*Request*.
Locate the string "page" in the records below. Copy every line where it occurs.

━━━━━━━━━━

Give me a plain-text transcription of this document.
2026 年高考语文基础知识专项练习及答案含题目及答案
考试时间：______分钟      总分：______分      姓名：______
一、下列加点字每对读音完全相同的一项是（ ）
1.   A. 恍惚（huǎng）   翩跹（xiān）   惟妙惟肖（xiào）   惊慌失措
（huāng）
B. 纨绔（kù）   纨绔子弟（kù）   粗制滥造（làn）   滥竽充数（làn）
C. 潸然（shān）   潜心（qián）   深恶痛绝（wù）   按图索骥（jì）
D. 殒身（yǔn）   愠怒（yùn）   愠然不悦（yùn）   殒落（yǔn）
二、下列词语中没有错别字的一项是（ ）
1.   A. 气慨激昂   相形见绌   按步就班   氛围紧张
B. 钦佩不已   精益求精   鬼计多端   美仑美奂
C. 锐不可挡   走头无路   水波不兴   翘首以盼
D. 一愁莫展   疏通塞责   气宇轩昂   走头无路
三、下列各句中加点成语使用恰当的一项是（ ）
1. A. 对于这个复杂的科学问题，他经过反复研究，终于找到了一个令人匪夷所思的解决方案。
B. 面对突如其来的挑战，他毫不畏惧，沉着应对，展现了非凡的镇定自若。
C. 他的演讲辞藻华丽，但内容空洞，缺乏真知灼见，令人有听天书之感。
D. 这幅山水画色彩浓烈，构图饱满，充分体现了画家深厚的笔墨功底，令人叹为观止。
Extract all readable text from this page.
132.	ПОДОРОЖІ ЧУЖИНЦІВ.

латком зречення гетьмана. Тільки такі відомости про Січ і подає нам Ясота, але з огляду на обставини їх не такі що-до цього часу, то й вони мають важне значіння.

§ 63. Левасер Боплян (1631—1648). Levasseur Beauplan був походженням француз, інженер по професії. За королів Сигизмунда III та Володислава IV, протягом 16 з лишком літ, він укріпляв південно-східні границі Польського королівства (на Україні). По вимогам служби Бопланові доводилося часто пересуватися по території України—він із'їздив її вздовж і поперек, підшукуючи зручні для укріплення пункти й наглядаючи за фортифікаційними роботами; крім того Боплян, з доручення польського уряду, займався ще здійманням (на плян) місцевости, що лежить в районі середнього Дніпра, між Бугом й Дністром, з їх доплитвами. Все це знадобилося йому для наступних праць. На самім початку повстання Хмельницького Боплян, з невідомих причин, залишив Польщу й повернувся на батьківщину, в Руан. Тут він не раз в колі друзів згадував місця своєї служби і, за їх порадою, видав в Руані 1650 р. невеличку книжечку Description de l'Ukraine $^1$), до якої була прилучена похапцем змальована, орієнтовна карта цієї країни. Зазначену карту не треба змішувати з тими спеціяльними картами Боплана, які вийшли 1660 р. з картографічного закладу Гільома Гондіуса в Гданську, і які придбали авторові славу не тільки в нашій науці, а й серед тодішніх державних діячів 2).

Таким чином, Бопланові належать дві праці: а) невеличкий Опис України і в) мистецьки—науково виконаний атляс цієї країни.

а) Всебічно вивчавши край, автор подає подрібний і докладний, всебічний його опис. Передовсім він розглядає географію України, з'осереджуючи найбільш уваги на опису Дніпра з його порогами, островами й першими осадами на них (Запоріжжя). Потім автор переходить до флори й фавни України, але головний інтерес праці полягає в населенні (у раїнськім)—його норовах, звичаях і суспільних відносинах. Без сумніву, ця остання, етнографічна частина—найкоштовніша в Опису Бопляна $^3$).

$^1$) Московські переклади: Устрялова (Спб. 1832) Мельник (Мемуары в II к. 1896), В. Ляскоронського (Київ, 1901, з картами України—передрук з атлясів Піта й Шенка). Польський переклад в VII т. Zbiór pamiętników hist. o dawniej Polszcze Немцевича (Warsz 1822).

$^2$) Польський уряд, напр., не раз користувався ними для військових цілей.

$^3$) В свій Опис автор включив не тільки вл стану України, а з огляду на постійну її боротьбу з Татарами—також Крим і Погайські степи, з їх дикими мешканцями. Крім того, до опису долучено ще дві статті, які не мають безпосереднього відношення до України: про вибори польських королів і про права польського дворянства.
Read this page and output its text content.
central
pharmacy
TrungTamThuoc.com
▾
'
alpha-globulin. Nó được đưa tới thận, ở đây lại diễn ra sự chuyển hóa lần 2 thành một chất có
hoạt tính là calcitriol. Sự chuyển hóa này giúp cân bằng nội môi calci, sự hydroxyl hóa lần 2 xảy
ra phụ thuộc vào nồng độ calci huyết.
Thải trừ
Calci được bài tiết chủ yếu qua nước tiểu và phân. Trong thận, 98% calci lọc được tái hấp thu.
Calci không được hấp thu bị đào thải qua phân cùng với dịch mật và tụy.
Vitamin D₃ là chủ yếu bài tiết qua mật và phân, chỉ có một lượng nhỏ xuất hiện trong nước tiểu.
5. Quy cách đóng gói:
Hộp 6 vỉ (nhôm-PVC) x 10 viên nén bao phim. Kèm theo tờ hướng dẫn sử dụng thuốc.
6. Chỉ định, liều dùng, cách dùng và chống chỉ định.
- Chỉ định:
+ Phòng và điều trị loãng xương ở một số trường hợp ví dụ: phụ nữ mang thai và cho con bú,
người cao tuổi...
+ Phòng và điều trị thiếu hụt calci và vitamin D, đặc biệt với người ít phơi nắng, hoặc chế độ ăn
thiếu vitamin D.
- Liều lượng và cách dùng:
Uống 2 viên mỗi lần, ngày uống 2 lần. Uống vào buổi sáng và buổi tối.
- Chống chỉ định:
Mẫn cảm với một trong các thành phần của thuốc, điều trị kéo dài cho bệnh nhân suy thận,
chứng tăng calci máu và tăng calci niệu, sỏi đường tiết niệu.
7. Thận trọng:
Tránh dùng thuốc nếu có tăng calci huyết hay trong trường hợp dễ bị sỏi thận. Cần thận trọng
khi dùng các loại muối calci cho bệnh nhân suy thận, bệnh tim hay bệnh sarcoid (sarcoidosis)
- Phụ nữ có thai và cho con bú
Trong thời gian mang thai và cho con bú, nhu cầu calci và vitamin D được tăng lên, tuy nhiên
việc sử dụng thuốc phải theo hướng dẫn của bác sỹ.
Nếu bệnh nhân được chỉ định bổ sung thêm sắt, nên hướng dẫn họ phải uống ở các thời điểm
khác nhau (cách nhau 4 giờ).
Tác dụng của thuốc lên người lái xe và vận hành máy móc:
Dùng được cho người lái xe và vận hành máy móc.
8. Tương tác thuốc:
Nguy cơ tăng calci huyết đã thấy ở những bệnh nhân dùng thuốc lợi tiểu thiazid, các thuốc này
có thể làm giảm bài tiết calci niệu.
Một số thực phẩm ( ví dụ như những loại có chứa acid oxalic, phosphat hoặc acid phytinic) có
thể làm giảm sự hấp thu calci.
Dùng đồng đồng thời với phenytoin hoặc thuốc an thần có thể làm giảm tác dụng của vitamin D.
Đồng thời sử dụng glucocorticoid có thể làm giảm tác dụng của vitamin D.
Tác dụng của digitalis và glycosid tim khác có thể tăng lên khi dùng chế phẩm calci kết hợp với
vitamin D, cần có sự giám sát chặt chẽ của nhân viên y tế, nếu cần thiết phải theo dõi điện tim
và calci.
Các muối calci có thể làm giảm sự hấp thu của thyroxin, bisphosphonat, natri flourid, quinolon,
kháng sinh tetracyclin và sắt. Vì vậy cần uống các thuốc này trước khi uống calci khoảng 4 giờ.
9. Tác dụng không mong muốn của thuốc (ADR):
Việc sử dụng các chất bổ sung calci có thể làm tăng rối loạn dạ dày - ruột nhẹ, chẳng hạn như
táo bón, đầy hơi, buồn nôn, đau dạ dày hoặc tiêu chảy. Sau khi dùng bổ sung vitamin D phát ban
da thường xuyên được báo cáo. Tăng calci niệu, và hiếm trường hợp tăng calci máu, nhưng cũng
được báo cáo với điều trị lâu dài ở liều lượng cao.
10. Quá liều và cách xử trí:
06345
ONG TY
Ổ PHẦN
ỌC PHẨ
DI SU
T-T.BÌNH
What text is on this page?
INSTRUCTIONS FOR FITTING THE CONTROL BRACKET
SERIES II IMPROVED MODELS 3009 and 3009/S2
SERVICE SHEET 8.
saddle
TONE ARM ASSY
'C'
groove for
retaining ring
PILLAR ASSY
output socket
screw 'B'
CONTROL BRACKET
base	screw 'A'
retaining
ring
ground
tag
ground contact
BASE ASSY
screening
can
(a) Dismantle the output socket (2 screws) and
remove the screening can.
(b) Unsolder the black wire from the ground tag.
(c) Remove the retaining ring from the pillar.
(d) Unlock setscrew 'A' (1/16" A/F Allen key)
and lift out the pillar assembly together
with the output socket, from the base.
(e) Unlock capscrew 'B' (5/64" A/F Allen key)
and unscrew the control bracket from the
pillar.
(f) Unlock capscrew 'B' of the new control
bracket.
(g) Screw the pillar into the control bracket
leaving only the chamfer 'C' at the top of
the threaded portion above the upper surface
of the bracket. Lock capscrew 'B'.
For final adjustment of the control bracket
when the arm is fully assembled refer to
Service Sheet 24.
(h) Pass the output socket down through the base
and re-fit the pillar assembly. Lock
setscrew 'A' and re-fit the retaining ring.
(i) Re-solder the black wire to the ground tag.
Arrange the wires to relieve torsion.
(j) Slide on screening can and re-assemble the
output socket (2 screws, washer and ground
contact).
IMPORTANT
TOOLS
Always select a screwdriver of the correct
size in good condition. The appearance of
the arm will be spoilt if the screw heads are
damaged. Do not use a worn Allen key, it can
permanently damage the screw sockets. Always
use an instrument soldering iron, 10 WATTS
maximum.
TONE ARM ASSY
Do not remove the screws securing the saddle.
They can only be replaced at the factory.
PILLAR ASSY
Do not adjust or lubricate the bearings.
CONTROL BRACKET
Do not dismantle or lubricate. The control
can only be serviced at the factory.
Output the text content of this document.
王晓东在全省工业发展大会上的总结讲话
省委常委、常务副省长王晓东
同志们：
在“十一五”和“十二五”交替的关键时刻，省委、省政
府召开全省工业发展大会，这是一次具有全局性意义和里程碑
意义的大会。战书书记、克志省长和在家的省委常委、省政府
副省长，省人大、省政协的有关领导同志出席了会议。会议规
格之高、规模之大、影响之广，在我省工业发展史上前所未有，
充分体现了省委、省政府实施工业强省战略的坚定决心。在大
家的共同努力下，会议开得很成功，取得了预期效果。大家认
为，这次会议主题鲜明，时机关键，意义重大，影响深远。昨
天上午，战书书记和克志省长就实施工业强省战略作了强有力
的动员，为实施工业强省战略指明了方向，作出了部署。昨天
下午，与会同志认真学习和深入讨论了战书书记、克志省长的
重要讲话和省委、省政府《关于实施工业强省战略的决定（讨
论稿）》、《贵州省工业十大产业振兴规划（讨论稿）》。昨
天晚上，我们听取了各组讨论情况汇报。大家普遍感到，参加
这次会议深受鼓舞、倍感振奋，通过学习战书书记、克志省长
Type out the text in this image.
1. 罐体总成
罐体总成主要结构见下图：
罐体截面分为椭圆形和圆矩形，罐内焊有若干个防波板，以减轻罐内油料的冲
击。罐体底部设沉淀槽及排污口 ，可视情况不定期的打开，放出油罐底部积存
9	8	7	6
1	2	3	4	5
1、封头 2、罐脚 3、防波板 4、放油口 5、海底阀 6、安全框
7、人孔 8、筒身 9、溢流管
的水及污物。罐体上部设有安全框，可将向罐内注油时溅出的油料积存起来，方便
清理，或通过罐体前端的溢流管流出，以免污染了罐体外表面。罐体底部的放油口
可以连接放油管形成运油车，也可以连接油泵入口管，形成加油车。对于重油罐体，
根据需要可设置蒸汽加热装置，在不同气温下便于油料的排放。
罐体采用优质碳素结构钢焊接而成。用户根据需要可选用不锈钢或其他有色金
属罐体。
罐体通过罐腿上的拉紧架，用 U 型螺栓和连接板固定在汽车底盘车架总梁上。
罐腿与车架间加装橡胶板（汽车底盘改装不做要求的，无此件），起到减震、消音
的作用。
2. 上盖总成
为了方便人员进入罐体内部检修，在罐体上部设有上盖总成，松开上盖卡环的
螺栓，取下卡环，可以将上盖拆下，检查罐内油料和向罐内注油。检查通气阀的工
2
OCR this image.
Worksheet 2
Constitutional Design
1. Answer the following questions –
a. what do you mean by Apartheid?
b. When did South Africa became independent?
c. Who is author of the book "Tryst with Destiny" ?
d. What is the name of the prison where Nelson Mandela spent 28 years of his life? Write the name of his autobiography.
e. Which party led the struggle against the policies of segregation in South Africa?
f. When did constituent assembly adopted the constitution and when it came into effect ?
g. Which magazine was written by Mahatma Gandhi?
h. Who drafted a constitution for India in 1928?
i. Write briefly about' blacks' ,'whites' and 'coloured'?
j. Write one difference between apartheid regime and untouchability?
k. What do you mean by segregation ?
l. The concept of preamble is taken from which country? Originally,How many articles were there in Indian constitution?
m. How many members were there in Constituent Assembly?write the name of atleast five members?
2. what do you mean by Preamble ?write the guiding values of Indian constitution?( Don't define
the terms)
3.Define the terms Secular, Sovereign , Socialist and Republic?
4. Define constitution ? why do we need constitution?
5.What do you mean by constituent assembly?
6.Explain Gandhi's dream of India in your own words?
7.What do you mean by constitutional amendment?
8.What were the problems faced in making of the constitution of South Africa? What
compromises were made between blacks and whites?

━━━━━━━━━━

*Final result*.
Extract all readable text from this page.
Read this page and output its text content.
What text is on this page?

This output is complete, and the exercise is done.